In the listing below, identify each line with the word "Σερρών" and return those lines.

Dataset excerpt
%%
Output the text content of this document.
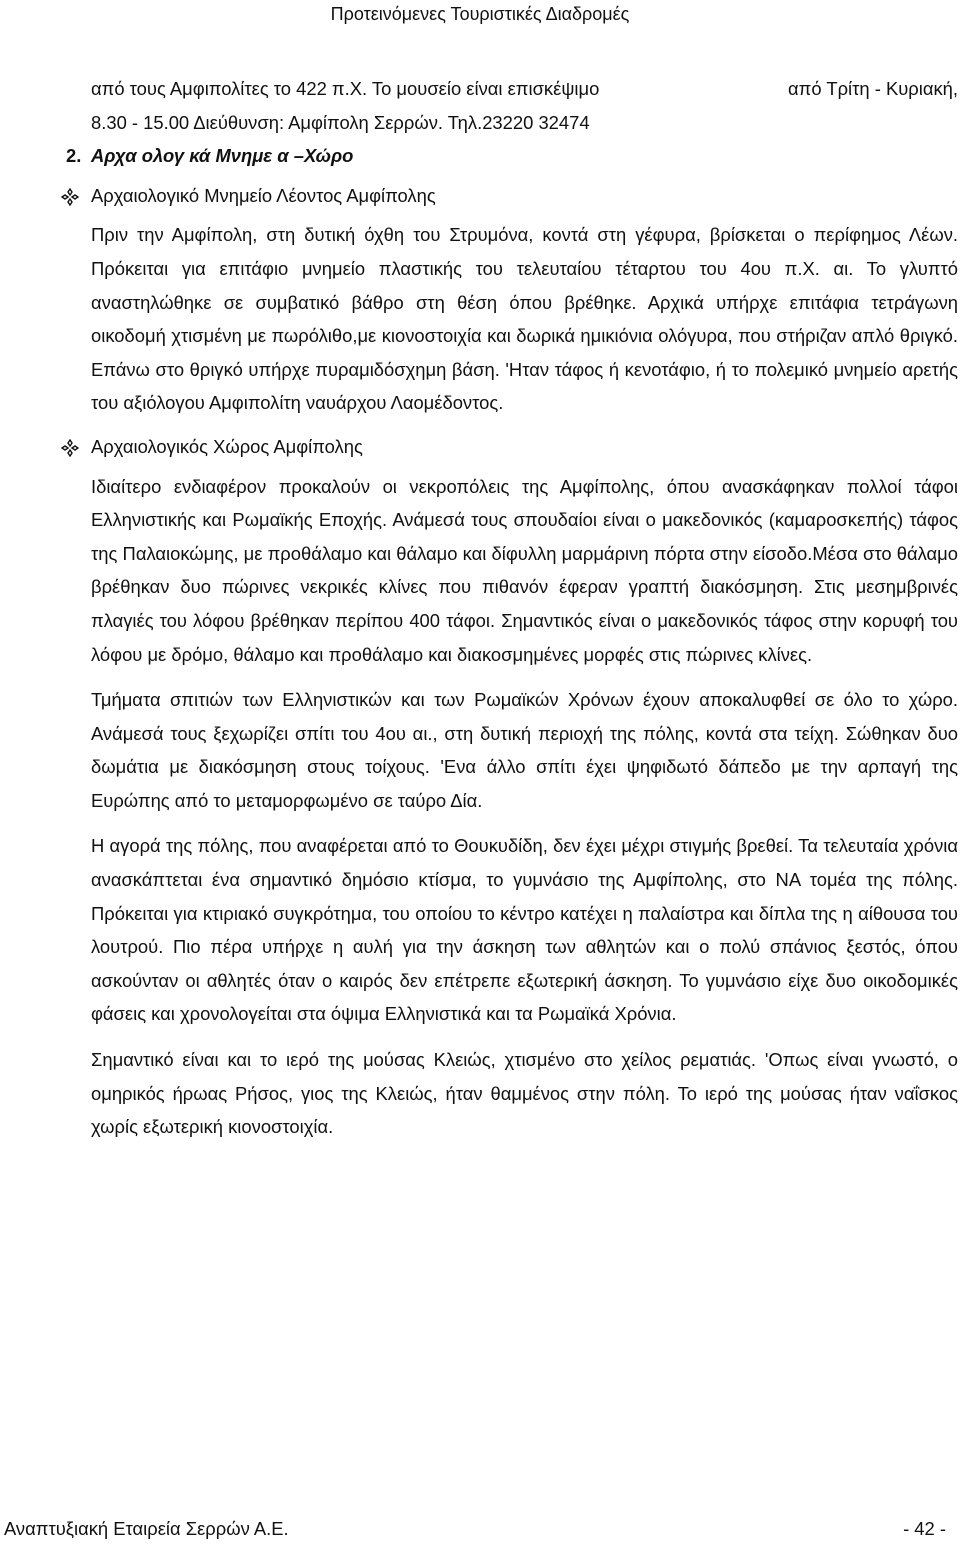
Προτεινόμενες Τουριστικές Διαδρομές
από τους Αμφιπολίτες το 422 π.Χ. Το μουσείο είναι επισκέψιμο	από Τρίτη - Κυριακή,

8.30 - 15.00 Διεύθυνση: Αμφίπολη Σερρών. Τηλ.23220 32474

2. Αρχα ολογ κά Μνημε α –Χώρο
Αρχαιολογικό Μνημείο Λέοντος Αμφίπολης

Πριν την Αμφίπολη, στη δυτική όχθη του Στρυμόνα, κοντά στη γέφυρα, βρίσκεται ο περίφημος Λέων. Πρόκειται για επιτάφιο μνημείο πλαστικής του τελευταίου τέταρτου του 4ου π.Χ. αι. Το γλυπτό αναστηλώθηκε σε συμβατικό βάθρο στη θέση όπου βρέθηκε. Αρχικά υπήρχε επιτάφια τετράγωνη οικοδομή χτισμένη με πωρόλιθο,με κιονοστοιχία και δωρικά ημικιόνια ολόγυρα, που στήριζαν απλό θριγκό. Επάνω στο θριγκό υπήρχε πυραμιδόσχημη βάση. 'Ηταν τάφος ή κενοτάφιο, ή το πολεμικό μνημείο αρετής του αξιόλογου Αμφιπολίτη ναυάρχου Λαομέδοντος.

Αρχαιολογικός Χώρος Αμφίπολης

Ιδιαίτερο ενδιαφέρον προκαλούν οι νεκροπόλεις της Αμφίπολης, όπου ανασκάφηκαν πολλοί τάφοι Ελληνιστικής και Ρωμαϊκής Εποχής. Ανάμεσά τους σπουδαίοι είναι ο μακεδονικός (καμαροσκεπής) τάφος της Παλαιοκώμης, με προθάλαμο και θάλαμο και δίφυλλη μαρμάρινη πόρτα στην είσοδο.Μέσα στο θάλαμο βρέθηκαν δυο πώρινες νεκρικές κλίνες που πιθανόν έφεραν γραπτή διακόσμηση. Στις μεσημβρινές πλαγιές του λόφου βρέθηκαν περίπου 400 τάφοι. Σημαντικός είναι ο μακεδονικός τάφος στην κορυφή του λόφου με δρόμο, θάλαμο και προθάλαμο και διακοσμημένες μορφές στις πώρινες κλίνες.

Τμήματα σπιτιών των Ελληνιστικών και των Ρωμαϊκών Χρόνων έχουν αποκαλυφθεί σε όλο το χώρο. Ανάμεσά τους ξεχωρίζει σπίτι του 4ου αι., στη δυτική περιοχή της πόλης, κοντά στα τείχη. Σώθηκαν δυο δωμάτια με διακόσμηση στους τοίχους. 'Ενα άλλο σπίτι έχει ψηφιδωτό δάπεδο με την αρπαγή της Ευρώπης από το μεταμορφωμένο σε ταύρο Δία.

Η αγορά της πόλης, που αναφέρεται από το Θουκυδίδη, δεν έχει μέχρι στιγμής βρεθεί. Τα τελευταία χρόνια ανασκάπτεται ένα σημαντικό δημόσιο κτίσμα, το γυμνάσιο της Αμφίπολης, στο ΝΑ τομέα της πόλης. Πρόκειται για κτιριακό συγκρότημα, του οποίου το κέντρο κατέχει η παλαίστρα και δίπλα της η αίθουσα του λουτρού. Πιο πέρα υπήρχε η αυλή για την άσκηση των αθλητών και ο πολύ σπάνιος ξεστός, όπου ασκούνταν οι αθλητές όταν ο καιρός δεν επέτρεπε εξωτερική άσκηση. Το γυμνάσιο είχε δυο οικοδομικές φάσεις και χρονολογείται στα όψιμα Ελληνιστικά και τα Ρωμαϊκά Χρόνια.

Σημαντικό είναι και το ιερό της μούσας Κλειώς, χτισμένο στο χείλος ρεματιάς. 'Οπως είναι γνωστό, ο ομηρικός ήρωας Ρήσος, γιος της Κλειώς, ήταν θαμμένος στην πόλη. Το ιερό της μούσας ήταν ναΐσκος χωρίς εξωτερική κιονοστοιχία.

Αναπτυξιακή Εταιρεία Σερρών Α.Ε.	- 42 -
%%
### Output for this task
8.30 - 15.00 Διεύθυνση: Αμφίπολη Σερρών. Τηλ.23220 32474
Αναπτυξιακή Εταιρεία Σερρών Α.Ε.	- 42 -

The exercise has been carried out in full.